A block of data:
= = = = = = =

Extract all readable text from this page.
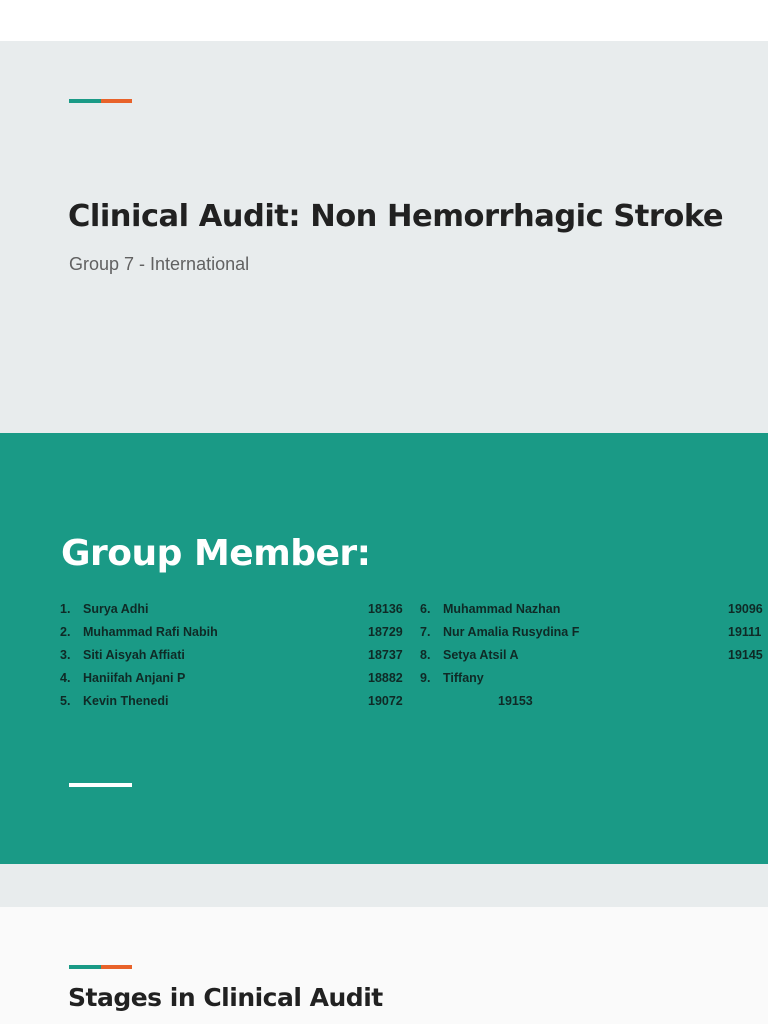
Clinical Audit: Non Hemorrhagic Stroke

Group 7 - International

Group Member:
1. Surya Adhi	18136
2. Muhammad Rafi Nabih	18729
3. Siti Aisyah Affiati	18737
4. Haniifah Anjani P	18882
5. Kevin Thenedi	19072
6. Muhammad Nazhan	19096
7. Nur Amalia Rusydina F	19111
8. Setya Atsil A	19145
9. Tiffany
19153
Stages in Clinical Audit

= = = = = = =

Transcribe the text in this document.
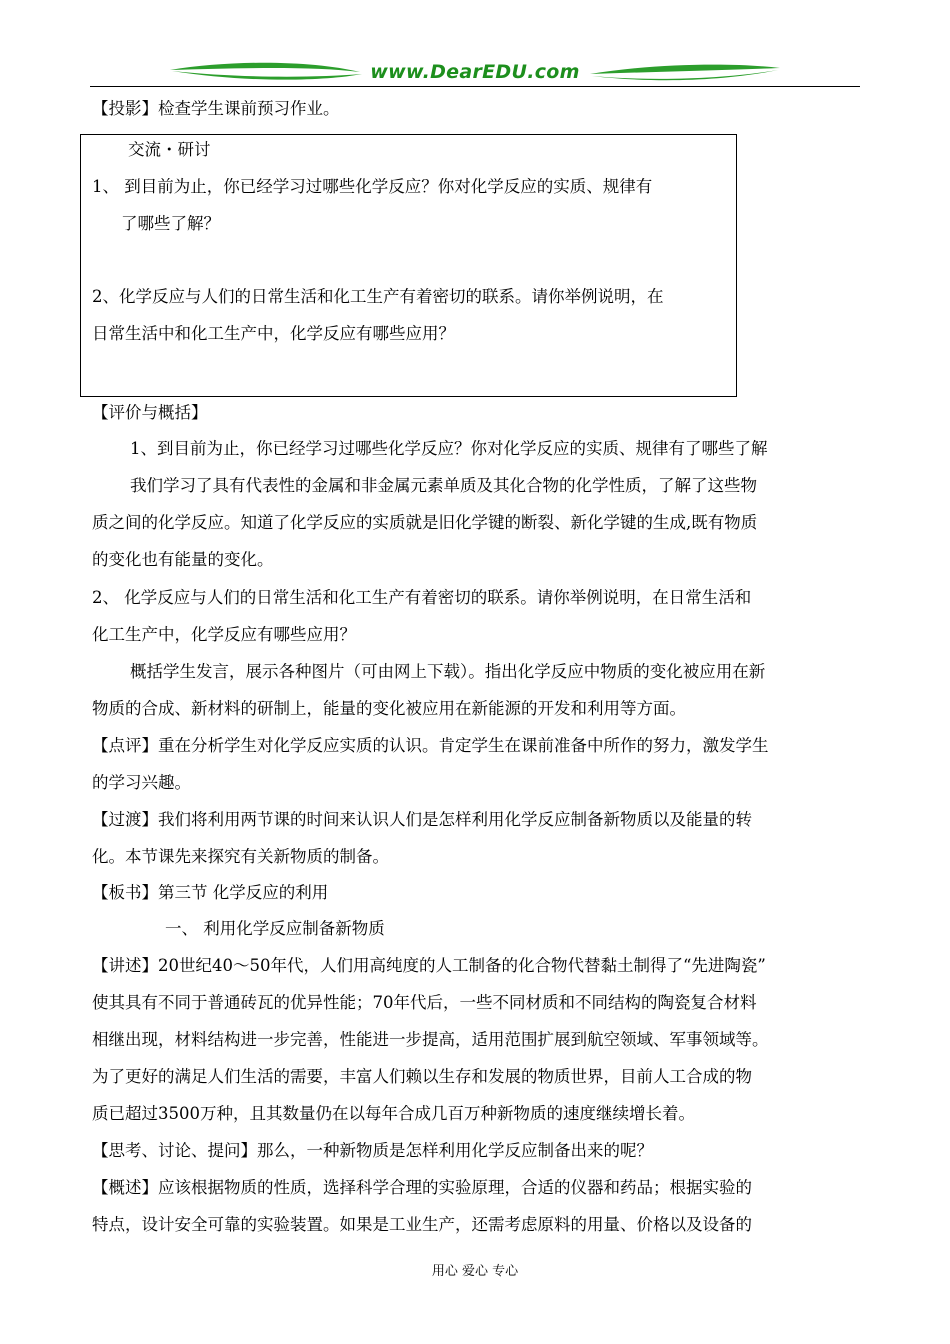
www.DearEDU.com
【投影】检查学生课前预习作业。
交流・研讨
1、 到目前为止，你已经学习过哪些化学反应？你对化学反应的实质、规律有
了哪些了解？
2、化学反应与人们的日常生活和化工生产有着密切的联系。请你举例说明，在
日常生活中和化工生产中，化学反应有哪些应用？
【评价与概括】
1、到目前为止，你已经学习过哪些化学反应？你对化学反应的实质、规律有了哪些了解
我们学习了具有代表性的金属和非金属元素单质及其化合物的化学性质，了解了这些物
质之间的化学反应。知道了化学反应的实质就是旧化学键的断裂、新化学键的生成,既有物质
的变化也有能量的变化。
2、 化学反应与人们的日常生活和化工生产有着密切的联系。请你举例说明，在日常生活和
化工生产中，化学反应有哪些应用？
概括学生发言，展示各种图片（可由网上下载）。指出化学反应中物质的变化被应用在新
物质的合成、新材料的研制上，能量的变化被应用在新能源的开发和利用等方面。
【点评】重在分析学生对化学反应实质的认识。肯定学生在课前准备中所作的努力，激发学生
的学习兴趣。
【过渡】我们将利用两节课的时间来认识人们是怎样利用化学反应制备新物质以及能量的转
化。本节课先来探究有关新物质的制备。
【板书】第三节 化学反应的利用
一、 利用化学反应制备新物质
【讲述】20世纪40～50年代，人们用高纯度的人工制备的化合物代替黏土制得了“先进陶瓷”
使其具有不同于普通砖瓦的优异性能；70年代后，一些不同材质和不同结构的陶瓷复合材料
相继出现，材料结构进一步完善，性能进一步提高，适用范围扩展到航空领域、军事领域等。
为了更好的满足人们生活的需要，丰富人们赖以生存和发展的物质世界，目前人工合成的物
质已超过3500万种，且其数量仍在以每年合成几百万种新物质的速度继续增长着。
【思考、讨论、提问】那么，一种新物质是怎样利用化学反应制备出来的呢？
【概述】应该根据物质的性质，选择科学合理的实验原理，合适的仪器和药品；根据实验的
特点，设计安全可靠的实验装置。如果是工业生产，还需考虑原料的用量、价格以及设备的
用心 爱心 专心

= = = = = = =

**PROBLEM**: Only the number is wanted: how many lines above include the word "this"?

**ANSWER IN FULL**: 2